### Short problem
Out of the lines in this data, how many include "Alpha"? Give the number and nothing else.

• • • •

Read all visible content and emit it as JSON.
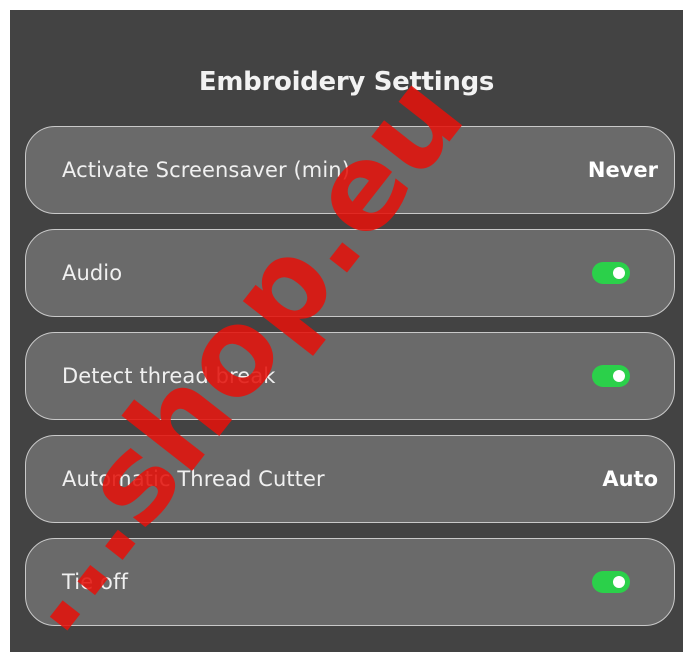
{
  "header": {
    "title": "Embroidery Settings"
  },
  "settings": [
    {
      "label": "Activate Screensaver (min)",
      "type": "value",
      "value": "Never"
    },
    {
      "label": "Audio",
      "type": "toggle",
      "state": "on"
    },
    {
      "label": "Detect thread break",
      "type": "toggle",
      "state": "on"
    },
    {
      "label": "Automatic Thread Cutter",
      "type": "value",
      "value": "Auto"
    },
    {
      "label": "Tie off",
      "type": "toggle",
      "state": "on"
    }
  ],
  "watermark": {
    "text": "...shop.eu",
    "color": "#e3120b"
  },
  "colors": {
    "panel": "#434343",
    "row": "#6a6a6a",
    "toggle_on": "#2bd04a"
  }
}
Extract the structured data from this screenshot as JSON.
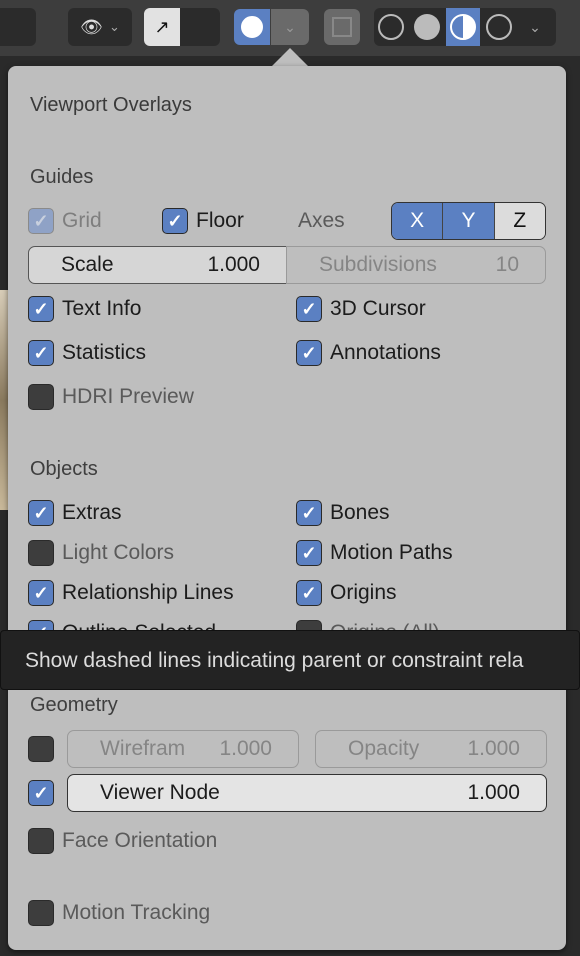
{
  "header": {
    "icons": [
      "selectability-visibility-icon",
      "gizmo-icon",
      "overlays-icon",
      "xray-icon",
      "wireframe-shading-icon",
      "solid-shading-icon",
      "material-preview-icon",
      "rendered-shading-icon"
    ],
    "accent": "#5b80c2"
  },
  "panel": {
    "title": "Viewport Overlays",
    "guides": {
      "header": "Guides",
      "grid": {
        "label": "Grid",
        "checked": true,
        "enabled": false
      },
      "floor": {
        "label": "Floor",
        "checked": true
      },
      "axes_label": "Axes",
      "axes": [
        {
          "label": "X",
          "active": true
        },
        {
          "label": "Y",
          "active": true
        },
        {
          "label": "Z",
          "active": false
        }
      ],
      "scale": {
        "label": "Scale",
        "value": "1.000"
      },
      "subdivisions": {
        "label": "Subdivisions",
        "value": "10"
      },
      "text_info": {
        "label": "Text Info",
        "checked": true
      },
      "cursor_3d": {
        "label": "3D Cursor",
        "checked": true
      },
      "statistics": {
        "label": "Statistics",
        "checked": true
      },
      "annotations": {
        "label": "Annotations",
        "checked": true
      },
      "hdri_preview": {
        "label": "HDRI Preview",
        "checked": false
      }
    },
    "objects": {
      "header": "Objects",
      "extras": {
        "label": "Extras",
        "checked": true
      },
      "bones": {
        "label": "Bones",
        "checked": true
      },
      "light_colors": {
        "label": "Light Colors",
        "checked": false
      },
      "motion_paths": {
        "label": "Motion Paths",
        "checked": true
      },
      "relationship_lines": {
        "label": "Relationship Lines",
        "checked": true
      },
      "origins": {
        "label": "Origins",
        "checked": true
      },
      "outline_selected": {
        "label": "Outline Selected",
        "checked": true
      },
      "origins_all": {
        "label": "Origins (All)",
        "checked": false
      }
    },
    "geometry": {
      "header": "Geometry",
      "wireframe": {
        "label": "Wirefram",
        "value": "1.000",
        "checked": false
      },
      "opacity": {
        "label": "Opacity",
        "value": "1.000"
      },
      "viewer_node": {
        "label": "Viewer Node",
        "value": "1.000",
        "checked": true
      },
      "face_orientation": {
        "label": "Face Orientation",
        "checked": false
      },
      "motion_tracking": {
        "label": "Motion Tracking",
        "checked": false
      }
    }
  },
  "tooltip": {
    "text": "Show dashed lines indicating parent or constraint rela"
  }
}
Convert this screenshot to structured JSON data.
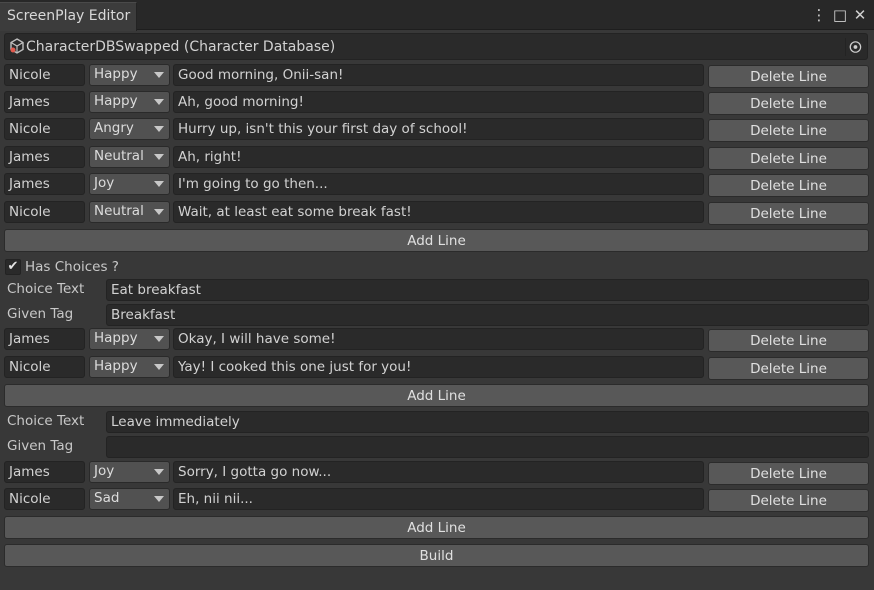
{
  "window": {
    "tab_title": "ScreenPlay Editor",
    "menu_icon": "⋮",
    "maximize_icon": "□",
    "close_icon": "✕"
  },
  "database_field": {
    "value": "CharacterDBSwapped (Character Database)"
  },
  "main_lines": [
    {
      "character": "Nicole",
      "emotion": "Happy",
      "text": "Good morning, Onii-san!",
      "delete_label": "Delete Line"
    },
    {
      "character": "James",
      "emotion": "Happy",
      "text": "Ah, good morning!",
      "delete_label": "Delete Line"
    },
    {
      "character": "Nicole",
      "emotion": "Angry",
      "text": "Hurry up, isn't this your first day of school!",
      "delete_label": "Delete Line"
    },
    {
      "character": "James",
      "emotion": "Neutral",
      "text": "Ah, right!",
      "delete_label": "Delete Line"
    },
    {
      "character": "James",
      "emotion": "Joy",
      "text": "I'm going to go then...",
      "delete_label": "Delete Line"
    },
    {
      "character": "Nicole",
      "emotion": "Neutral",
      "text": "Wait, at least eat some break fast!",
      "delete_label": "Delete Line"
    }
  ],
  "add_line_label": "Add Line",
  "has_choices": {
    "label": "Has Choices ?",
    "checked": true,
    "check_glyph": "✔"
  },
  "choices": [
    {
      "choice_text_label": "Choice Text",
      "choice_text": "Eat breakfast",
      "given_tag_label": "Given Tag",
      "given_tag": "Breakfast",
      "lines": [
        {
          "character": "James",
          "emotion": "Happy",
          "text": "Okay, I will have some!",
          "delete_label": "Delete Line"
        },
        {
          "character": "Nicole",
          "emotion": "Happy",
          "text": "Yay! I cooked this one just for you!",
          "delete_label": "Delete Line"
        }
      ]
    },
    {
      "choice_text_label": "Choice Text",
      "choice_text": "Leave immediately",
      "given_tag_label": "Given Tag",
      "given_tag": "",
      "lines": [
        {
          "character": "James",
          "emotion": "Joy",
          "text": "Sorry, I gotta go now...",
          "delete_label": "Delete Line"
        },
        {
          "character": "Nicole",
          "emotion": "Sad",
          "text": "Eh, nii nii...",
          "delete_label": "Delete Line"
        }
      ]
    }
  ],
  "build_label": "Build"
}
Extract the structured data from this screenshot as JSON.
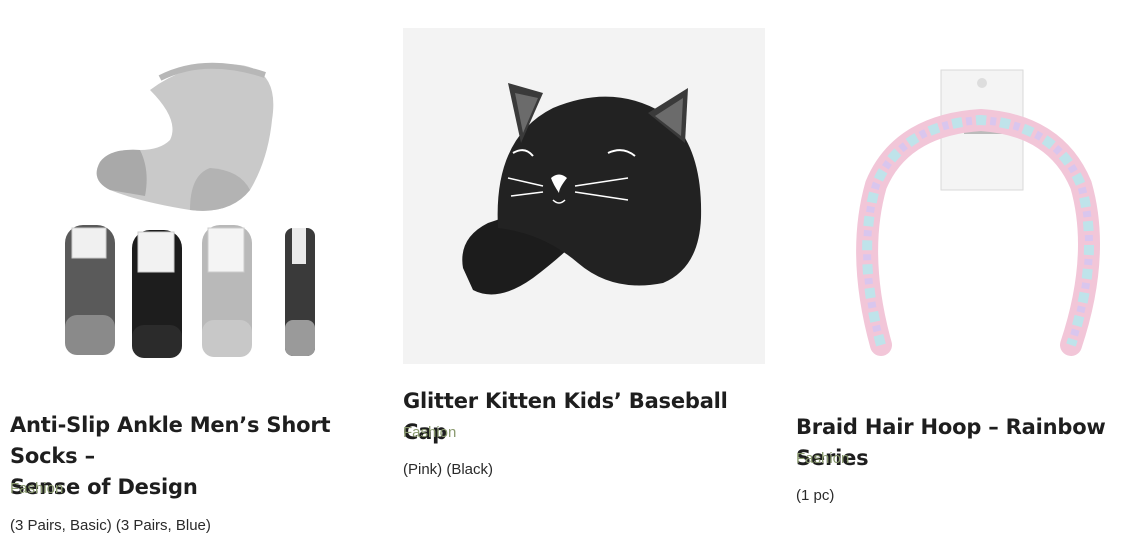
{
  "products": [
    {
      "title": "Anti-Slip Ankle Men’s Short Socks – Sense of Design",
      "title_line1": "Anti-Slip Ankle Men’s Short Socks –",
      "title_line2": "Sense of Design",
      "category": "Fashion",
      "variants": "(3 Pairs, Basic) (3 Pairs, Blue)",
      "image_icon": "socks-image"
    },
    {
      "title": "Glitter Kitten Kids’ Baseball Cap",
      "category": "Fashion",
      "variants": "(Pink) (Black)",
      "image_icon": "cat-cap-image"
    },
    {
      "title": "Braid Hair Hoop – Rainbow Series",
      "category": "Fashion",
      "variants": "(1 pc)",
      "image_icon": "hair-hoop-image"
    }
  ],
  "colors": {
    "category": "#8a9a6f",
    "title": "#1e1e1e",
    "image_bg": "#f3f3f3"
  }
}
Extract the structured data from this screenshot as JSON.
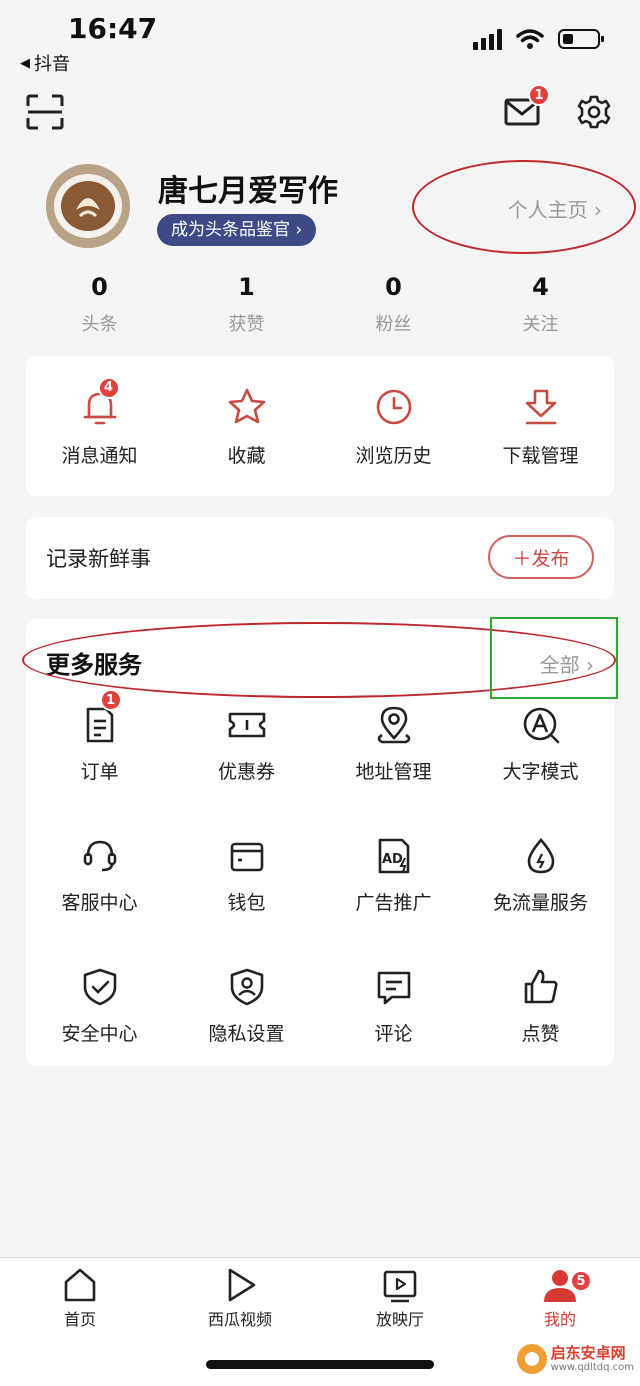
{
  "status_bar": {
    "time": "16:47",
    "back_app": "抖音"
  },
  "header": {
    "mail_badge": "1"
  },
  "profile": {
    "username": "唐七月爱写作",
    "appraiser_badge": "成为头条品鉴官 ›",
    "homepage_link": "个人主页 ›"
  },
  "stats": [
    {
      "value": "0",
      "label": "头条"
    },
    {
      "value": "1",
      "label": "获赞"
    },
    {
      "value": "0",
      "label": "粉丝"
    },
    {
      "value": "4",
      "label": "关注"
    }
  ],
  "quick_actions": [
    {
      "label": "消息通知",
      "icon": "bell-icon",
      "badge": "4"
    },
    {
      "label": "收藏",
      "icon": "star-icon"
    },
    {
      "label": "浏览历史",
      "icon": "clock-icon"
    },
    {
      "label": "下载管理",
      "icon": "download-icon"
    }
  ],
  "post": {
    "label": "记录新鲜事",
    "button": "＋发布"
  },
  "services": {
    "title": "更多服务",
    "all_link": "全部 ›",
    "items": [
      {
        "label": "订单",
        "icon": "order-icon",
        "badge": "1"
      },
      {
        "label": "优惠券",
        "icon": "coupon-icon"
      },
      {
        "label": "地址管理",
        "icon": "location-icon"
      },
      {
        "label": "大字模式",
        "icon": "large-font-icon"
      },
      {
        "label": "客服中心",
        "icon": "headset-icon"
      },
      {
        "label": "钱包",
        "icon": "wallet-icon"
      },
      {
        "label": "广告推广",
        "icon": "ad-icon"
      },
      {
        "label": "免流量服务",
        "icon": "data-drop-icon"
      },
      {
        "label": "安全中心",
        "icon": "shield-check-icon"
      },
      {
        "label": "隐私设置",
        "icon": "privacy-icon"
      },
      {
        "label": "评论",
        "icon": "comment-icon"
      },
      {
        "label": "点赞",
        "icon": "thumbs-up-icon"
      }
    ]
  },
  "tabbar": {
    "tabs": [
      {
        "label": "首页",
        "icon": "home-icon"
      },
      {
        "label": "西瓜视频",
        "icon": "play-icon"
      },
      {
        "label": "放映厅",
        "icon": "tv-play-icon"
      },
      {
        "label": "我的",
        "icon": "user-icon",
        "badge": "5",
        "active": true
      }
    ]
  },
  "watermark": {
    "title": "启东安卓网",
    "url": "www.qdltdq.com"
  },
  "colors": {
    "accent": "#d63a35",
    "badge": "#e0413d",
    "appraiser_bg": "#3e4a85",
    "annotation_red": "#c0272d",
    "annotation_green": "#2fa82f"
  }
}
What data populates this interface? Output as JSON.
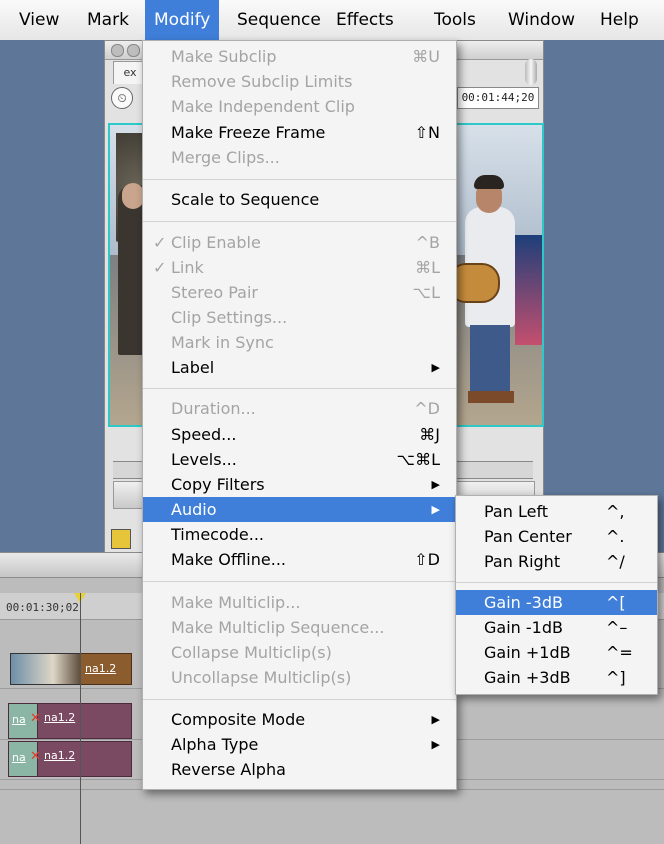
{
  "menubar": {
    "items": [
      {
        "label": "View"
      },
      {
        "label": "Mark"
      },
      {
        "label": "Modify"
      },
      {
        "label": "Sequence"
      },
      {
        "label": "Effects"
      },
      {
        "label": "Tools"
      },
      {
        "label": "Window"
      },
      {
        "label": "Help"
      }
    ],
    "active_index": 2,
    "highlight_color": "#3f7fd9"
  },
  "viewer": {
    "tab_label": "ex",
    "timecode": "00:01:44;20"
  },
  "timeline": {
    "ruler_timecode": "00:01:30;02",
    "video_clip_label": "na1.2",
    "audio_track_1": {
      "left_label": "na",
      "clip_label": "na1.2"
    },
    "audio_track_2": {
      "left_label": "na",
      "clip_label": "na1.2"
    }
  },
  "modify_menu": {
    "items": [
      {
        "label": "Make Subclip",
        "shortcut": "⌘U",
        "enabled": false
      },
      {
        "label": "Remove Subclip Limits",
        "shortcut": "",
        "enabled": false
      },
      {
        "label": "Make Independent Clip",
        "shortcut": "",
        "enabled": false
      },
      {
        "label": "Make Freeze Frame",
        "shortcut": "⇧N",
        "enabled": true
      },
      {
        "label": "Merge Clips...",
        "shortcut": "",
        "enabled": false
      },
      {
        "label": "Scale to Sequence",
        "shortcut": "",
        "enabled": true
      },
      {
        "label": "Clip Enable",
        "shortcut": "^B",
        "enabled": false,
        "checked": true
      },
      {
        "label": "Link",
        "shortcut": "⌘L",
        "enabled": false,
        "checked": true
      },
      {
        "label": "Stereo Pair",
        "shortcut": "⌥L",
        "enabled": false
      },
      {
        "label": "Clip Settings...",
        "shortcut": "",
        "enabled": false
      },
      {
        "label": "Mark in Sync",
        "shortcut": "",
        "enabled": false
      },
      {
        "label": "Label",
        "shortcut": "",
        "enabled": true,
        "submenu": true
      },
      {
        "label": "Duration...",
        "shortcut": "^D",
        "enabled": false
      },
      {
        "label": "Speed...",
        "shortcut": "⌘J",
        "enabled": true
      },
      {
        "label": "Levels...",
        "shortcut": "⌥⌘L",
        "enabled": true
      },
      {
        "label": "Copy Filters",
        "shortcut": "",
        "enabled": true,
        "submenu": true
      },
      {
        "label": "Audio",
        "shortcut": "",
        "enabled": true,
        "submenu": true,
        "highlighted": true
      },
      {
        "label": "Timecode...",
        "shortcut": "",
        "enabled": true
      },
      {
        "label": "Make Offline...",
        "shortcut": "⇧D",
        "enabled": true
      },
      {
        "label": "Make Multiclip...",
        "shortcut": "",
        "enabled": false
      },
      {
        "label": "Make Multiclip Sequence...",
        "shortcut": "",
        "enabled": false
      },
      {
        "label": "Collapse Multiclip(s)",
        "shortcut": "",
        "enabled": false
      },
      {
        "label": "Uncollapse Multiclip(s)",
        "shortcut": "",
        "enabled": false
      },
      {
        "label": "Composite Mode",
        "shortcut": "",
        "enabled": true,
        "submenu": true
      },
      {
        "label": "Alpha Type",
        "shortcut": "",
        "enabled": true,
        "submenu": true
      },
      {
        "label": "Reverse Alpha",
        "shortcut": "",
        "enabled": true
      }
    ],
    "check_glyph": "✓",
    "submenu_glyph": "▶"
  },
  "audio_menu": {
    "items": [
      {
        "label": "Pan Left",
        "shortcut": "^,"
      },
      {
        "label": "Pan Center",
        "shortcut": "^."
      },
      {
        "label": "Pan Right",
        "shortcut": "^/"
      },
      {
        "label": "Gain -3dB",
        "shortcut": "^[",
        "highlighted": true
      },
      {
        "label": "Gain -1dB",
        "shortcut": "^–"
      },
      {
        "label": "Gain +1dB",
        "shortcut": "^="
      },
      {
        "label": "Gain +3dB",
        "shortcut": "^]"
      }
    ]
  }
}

• • • •

### Response for this exercise
2